#### Request
Type out every line below exactly as it reads.
┄┄┄┄┄┄┄┄┄┄┄┄┄┄┄┄┄┄┄┄
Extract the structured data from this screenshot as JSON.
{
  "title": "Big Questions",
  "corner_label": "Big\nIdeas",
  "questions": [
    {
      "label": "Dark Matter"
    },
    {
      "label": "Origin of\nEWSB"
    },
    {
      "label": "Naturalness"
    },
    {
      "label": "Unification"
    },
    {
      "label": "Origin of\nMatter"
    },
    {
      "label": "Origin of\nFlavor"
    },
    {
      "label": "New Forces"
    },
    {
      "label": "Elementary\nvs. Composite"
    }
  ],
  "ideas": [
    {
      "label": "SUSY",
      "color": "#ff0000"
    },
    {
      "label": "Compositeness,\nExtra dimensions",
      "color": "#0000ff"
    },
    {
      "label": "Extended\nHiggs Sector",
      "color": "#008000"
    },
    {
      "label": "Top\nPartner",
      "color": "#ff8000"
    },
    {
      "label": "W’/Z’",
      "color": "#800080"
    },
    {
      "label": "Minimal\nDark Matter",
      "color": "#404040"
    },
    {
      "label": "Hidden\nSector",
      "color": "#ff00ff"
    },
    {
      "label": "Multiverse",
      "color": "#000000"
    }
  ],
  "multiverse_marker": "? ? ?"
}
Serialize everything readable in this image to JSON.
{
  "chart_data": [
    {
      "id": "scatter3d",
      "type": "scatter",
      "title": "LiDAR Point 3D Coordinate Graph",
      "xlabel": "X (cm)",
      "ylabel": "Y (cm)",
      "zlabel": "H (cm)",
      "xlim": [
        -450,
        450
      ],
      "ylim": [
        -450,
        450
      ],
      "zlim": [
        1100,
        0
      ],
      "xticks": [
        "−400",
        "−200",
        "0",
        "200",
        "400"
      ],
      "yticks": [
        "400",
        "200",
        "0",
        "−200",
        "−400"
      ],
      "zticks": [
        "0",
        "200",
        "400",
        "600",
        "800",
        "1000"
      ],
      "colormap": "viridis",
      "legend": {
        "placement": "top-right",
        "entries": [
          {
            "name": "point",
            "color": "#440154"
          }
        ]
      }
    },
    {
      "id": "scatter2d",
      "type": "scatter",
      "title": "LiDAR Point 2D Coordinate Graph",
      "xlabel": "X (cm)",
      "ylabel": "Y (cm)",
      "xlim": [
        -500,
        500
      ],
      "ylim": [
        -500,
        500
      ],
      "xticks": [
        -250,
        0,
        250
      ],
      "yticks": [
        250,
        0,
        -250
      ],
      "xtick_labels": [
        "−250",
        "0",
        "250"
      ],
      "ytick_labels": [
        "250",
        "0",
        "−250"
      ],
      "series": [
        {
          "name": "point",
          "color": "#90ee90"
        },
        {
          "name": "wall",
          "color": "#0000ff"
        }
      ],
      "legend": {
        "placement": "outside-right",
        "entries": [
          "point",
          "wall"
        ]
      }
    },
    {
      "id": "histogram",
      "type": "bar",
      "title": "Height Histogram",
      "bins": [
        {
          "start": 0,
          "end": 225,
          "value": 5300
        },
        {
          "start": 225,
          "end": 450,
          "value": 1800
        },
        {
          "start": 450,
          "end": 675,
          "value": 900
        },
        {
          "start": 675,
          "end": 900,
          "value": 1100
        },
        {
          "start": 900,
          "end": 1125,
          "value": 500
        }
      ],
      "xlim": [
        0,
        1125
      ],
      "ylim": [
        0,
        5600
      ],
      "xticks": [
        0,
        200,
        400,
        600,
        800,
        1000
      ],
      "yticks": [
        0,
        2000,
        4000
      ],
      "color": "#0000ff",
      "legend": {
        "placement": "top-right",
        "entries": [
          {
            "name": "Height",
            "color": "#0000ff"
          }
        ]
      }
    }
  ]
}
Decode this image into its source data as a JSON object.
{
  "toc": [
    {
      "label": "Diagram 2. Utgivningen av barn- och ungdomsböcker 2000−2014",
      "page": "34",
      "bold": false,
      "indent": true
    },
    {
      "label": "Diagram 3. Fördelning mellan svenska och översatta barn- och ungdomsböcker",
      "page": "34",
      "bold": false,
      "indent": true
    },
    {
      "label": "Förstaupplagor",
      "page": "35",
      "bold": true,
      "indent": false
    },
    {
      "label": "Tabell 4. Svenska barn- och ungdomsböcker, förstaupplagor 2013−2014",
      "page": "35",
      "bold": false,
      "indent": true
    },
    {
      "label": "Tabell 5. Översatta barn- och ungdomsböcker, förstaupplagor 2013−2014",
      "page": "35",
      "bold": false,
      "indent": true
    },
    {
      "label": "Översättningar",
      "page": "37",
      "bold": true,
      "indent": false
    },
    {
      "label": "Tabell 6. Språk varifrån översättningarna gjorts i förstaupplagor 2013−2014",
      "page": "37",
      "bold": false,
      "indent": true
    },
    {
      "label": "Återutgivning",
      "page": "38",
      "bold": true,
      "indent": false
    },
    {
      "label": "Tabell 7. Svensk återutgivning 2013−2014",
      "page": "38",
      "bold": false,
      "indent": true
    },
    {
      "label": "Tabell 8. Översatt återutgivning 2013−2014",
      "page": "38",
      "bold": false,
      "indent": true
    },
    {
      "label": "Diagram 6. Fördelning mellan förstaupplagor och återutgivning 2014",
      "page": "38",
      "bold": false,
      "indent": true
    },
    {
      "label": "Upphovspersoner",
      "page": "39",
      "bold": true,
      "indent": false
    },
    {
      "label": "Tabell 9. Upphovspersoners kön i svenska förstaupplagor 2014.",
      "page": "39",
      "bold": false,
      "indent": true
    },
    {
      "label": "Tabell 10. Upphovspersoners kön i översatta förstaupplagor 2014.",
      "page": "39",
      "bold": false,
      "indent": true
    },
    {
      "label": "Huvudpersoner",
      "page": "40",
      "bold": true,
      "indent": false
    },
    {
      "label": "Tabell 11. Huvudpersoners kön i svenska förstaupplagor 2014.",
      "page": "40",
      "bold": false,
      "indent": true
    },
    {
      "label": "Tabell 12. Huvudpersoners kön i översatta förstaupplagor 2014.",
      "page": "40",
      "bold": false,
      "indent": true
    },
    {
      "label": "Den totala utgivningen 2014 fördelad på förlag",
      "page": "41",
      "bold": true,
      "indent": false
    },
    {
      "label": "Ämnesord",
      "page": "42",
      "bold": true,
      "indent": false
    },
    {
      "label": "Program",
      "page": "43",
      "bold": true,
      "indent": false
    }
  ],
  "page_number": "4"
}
┄┄┄┄┄┄┄┄┄┄┄┄┄┄┄┄┄┄┄┄
#### Response to this task
Extract the structured data from this screenshot as JSON.
{
  "title": "Big Questions",
  "corner_label": "Big\nIdeas",
  "questions": [
    {
      "label": "Dark Matter"
    },
    {
      "label": "Origin of\nEWSB"
    },
    {
      "label": "Naturalness"
    },
    {
      "label": "Unification"
    },
    {
      "label": "Origin of\nMatter"
    },
    {
      "label": "Origin of\nFlavor"
    },
    {
      "label": "New Forces"
    },
    {
      "label": "Elementary\nvs. Composite"
    }
  ],
  "ideas": [
    {
      "label": "SUSY",
      "color": "#ff0000"
    },
    {
      "label": "Compositeness,\nExtra dimensions",
      "color": "#0000ff"
    },
    {
      "label": "Extended\nHiggs Sector",
      "color": "#008000"
    },
    {
      "label": "Top\nPartner",
      "color": "#ff8000"
    },
    {
      "label": "W’/Z’",
      "color": "#800080"
    },
    {
      "label": "Minimal\nDark Matter",
      "color": "#404040"
    },
    {
      "label": "Hidden\nSector",
      "color": "#ff00ff"
    },
    {
      "label": "Multiverse",
      "color": "#000000"
    }
  ],
  "multiverse_marker": "? ? ?"
}
Serialize everything readable in this image to JSON.
{
  "chart_data": [
    {
      "id": "scatter3d",
      "type": "scatter",
      "title": "LiDAR Point 3D Coordinate Graph",
      "xlabel": "X (cm)",
      "ylabel": "Y (cm)",
      "zlabel": "H (cm)",
      "xlim": [
        -450,
        450
      ],
      "ylim": [
        -450,
        450
      ],
      "zlim": [
        1100,
        0
      ],
      "xticks": [
        "−400",
        "−200",
        "0",
        "200",
        "400"
      ],
      "yticks": [
        "400",
        "200",
        "0",
        "−200",
        "−400"
      ],
      "zticks": [
        "0",
        "200",
        "400",
        "600",
        "800",
        "1000"
      ],
      "colormap": "viridis",
      "legend": {
        "placement": "top-right",
        "entries": [
          {
            "name": "point",
            "color": "#440154"
          }
        ]
      }
    },
    {
      "id": "scatter2d",
      "type": "scatter",
      "title": "LiDAR Point 2D Coordinate Graph",
      "xlabel": "X (cm)",
      "ylabel": "Y (cm)",
      "xlim": [
        -500,
        500
      ],
      "ylim": [
        -500,
        500
      ],
      "xticks": [
        -250,
        0,
        250
      ],
      "yticks": [
        250,
        0,
        -250
      ],
      "xtick_labels": [
        "−250",
        "0",
        "250"
      ],
      "ytick_labels": [
        "250",
        "0",
        "−250"
      ],
      "series": [
        {
          "name": "point",
          "color": "#90ee90"
        },
        {
          "name": "wall",
          "color": "#0000ff"
        }
      ],
      "legend": {
        "placement": "outside-right",
        "entries": [
          "point",
          "wall"
        ]
      }
    },
    {
      "id": "histogram",
      "type": "bar",
      "title": "Height Histogram",
      "bins": [
        {
          "start": 0,
          "end": 225,
          "value": 5300
        },
        {
          "start": 225,
          "end": 450,
          "value": 1800
        },
        {
          "start": 450,
          "end": 675,
          "value": 900
        },
        {
          "start": 675,
          "end": 900,
          "value": 1100
        },
        {
          "start": 900,
          "end": 1125,
          "value": 500
        }
      ],
      "xlim": [
        0,
        1125
      ],
      "ylim": [
        0,
        5600
      ],
      "xticks": [
        0,
        200,
        400,
        600,
        800,
        1000
      ],
      "yticks": [
        0,
        2000,
        4000
      ],
      "color": "#0000ff",
      "legend": {
        "placement": "top-right",
        "entries": [
          {
            "name": "Height",
            "color": "#0000ff"
          }
        ]
      }
    }
  ]
}
Decode this image into its source data as a JSON object.
{
  "toc": [
    {
      "label": "Diagram 2. Utgivningen av barn- och ungdomsböcker 2000−2014",
      "page": "34",
      "bold": false,
      "indent": true
    },
    {
      "label": "Diagram 3. Fördelning mellan svenska och översatta barn- och ungdomsböcker",
      "page": "34",
      "bold": false,
      "indent": true
    },
    {
      "label": "Förstaupplagor",
      "page": "35",
      "bold": true,
      "indent": false
    },
    {
      "label": "Tabell 4. Svenska barn- och ungdomsböcker, förstaupplagor 2013−2014",
      "page": "35",
      "bold": false,
      "indent": true
    },
    {
      "label": "Tabell 5. Översatta barn- och ungdomsböcker, förstaupplagor 2013−2014",
      "page": "35",
      "bold": false,
      "indent": true
    },
    {
      "label": "Översättningar",
      "page": "37",
      "bold": true,
      "indent": false
    },
    {
      "label": "Tabell 6. Språk varifrån översättningarna gjorts i förstaupplagor 2013−2014",
      "page": "37",
      "bold": false,
      "indent": true
    },
    {
      "label": "Återutgivning",
      "page": "38",
      "bold": true,
      "indent": false
    },
    {
      "label": "Tabell 7. Svensk återutgivning 2013−2014",
      "page": "38",
      "bold": false,
      "indent": true
    },
    {
      "label": "Tabell 8. Översatt återutgivning 2013−2014",
      "page": "38",
      "bold": false,
      "indent": true
    },
    {
      "label": "Diagram 6. Fördelning mellan förstaupplagor och återutgivning 2014",
      "page": "38",
      "bold": false,
      "indent": true
    },
    {
      "label": "Upphovspersoner",
      "page": "39",
      "bold": true,
      "indent": false
    },
    {
      "label": "Tabell 9. Upphovspersoners kön i svenska förstaupplagor 2014.",
      "page": "39",
      "bold": false,
      "indent": true
    },
    {
      "label": "Tabell 10. Upphovspersoners kön i översatta förstaupplagor 2014.",
      "page": "39",
      "bold": false,
      "indent": true
    },
    {
      "label": "Huvudpersoner",
      "page": "40",
      "bold": true,
      "indent": false
    },
    {
      "label": "Tabell 11. Huvudpersoners kön i svenska förstaupplagor 2014.",
      "page": "40",
      "bold": false,
      "indent": true
    },
    {
      "label": "Tabell 12. Huvudpersoners kön i översatta förstaupplagor 2014.",
      "page": "40",
      "bold": false,
      "indent": true
    },
    {
      "label": "Den totala utgivningen 2014 fördelad på förlag",
      "page": "41",
      "bold": true,
      "indent": false
    },
    {
      "label": "Ämnesord",
      "page": "42",
      "bold": true,
      "indent": false
    },
    {
      "label": "Program",
      "page": "43",
      "bold": true,
      "indent": false
    }
  ],
  "page_number": "4"
}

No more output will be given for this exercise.